-- RECORD EXTRACTS --
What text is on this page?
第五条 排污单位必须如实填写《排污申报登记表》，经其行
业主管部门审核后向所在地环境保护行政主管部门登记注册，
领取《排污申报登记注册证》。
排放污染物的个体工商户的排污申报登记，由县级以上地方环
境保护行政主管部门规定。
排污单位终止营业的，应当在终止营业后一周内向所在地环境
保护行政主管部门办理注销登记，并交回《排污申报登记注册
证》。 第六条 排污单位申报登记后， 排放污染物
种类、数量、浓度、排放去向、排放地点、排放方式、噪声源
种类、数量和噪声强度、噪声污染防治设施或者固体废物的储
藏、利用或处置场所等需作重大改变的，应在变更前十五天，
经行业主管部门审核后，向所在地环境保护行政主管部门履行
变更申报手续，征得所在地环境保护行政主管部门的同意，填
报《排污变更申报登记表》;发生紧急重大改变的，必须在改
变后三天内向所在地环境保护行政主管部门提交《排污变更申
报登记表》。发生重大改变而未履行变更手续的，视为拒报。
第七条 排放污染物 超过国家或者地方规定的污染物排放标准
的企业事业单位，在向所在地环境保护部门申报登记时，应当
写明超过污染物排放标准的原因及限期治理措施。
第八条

-- PROBLEM TO WORK ON --
Write out every entry again, keeping each line exactly the same.

-- EXERCISE RESULT --
What text is on this page?
第五条 排污单位必须如实填写《排污申报登记表》，经其行
业主管部门审核后向所在地环境保护行政主管部门登记注册，
领取《排污申报登记注册证》。
排放污染物的个体工商户的排污申报登记，由县级以上地方环
境保护行政主管部门规定。
排污单位终止营业的，应当在终止营业后一周内向所在地环境
保护行政主管部门办理注销登记，并交回《排污申报登记注册
证》。 第六条 排污单位申报登记后， 排放污染物
种类、数量、浓度、排放去向、排放地点、排放方式、噪声源
种类、数量和噪声强度、噪声污染防治设施或者固体废物的储
藏、利用或处置场所等需作重大改变的，应在变更前十五天，
经行业主管部门审核后，向所在地环境保护行政主管部门履行
变更申报手续，征得所在地环境保护行政主管部门的同意，填
报《排污变更申报登记表》;发生紧急重大改变的，必须在改
变后三天内向所在地环境保护行政主管部门提交《排污变更申
报登记表》。发生重大改变而未履行变更手续的，视为拒报。
第七条 排放污染物 超过国家或者地方规定的污染物排放标准
的企业事业单位，在向所在地环境保护部门申报登记时，应当
写明超过污染物排放标准的原因及限期治理措施。
第八条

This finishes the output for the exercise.